> SHORT PROBLEM:
In the listing below, find every line containing "Read" and copy it out.

> DATA FOR PROCESSING:
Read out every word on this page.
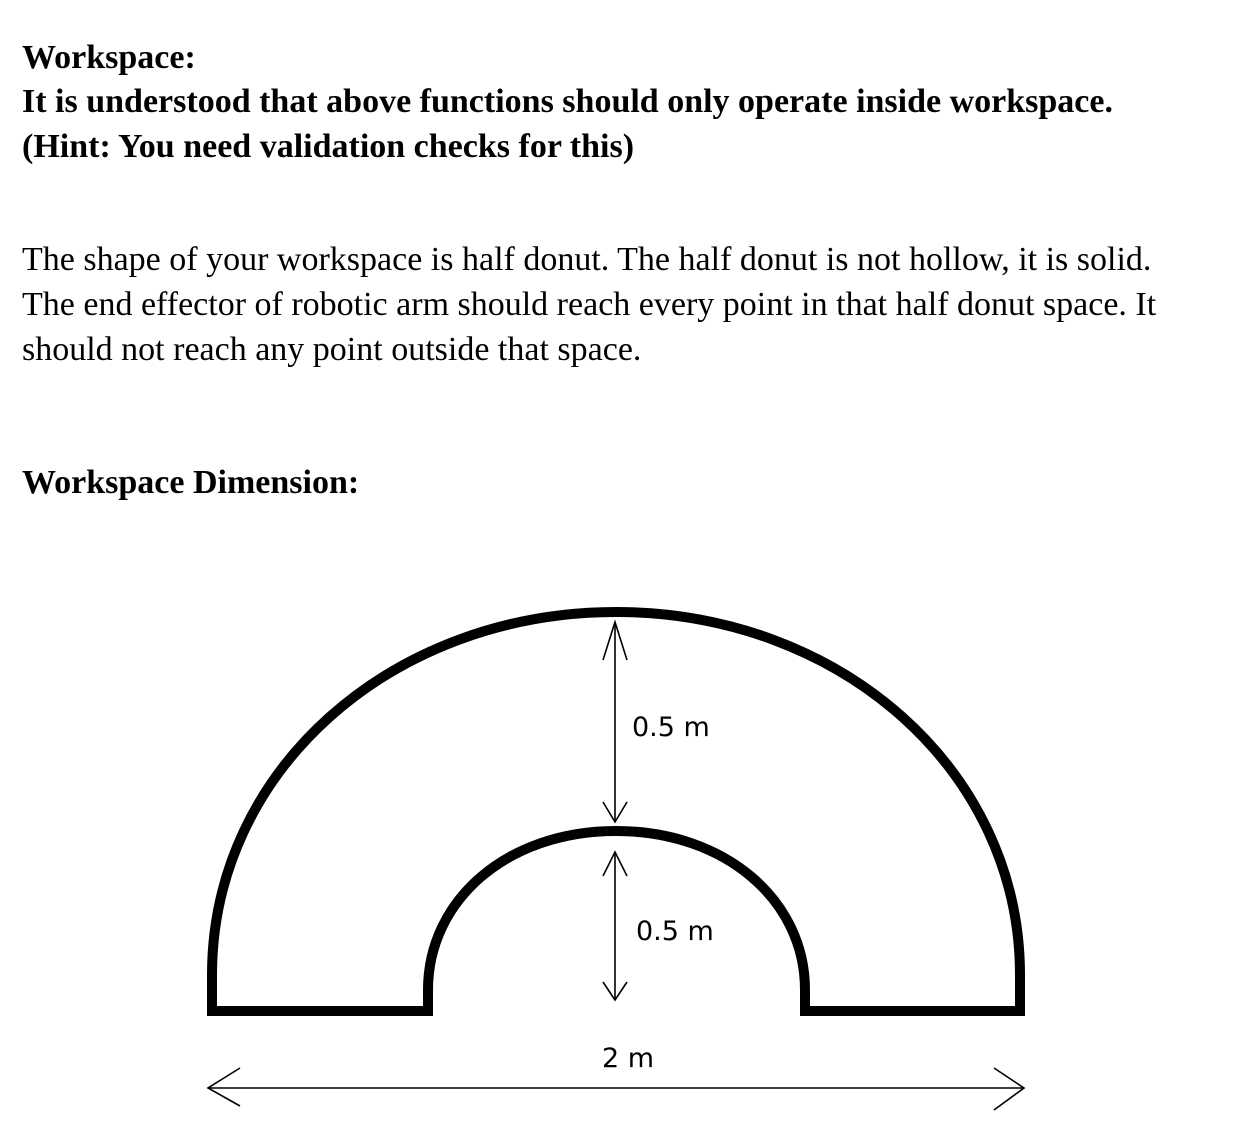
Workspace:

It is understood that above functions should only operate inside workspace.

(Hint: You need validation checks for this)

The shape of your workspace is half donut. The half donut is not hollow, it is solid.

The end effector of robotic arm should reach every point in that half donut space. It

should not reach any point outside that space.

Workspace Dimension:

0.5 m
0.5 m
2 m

* * *

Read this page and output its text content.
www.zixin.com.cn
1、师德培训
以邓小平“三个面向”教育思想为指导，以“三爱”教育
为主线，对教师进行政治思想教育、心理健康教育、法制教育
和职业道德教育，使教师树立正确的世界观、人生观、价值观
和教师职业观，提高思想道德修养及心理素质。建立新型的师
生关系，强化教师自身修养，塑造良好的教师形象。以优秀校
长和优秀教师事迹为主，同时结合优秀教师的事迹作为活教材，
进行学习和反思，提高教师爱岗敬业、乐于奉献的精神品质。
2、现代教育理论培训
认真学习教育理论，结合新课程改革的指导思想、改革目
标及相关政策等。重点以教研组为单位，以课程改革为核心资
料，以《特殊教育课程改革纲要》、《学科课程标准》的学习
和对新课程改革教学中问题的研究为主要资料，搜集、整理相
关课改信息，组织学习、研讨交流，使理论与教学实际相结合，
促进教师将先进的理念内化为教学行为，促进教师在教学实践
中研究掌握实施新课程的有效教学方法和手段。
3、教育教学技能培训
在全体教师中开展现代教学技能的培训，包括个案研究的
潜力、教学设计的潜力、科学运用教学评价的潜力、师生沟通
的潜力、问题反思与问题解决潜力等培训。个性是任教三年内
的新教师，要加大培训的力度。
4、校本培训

---

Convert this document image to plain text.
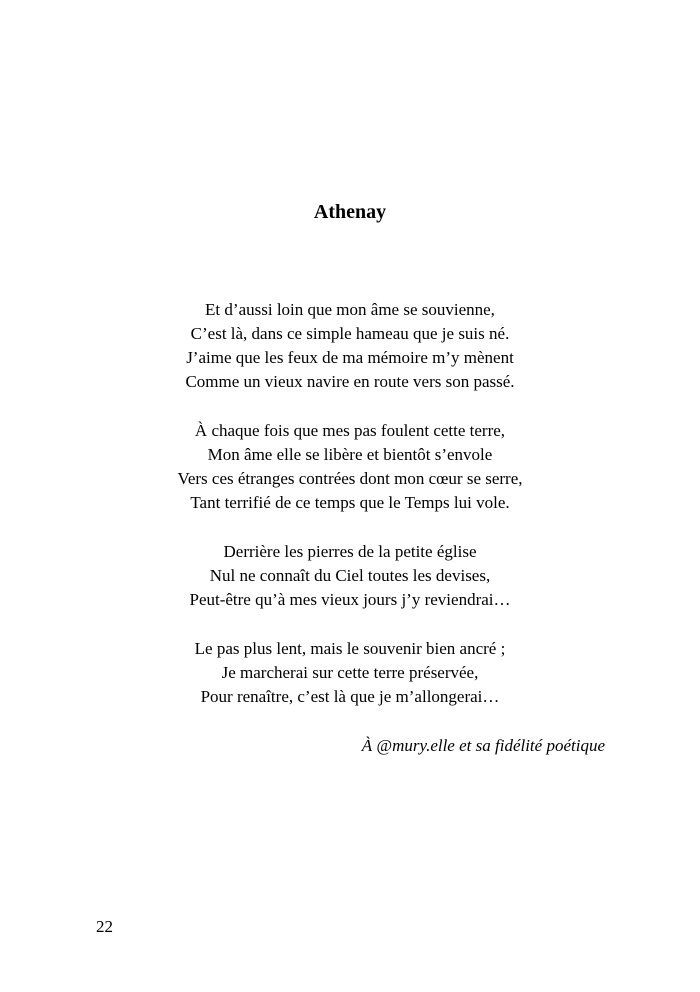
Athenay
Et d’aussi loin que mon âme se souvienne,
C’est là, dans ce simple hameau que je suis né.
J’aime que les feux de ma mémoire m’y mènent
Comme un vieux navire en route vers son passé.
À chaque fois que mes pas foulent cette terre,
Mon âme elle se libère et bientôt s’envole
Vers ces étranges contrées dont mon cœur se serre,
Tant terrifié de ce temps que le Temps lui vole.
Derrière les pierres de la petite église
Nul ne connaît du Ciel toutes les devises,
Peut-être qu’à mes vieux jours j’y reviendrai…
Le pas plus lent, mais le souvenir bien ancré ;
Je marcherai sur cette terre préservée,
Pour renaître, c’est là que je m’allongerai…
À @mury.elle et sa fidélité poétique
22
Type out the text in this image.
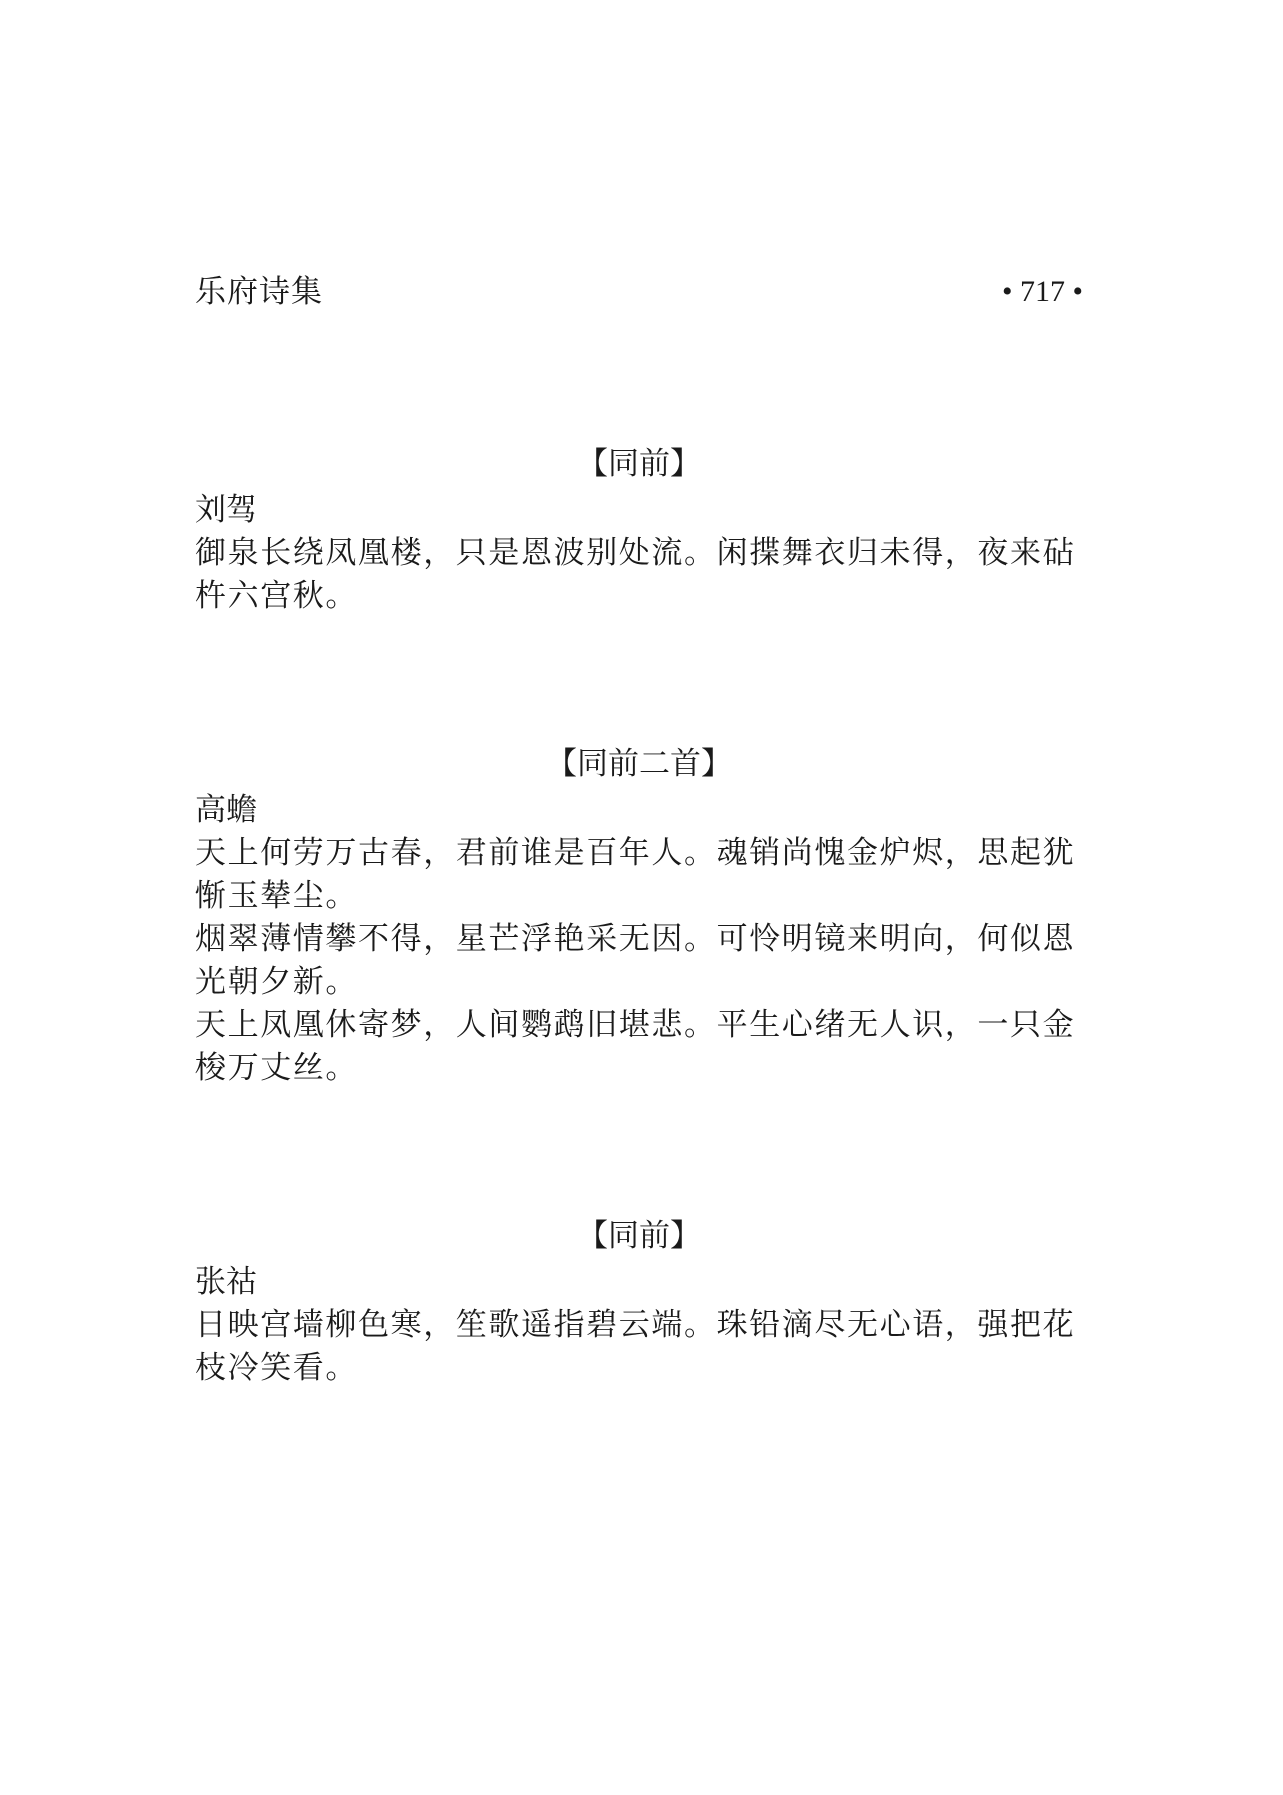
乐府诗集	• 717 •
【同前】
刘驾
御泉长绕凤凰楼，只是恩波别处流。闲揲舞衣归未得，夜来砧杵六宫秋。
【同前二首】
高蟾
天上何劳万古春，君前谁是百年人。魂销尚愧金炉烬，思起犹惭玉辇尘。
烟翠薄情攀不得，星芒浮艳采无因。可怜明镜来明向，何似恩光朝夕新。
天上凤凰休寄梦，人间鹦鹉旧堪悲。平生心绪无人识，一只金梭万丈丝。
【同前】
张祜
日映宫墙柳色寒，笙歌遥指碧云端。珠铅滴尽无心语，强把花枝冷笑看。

> FINISHED TASK:
Read out every word on this page.
Read this page and output its text content.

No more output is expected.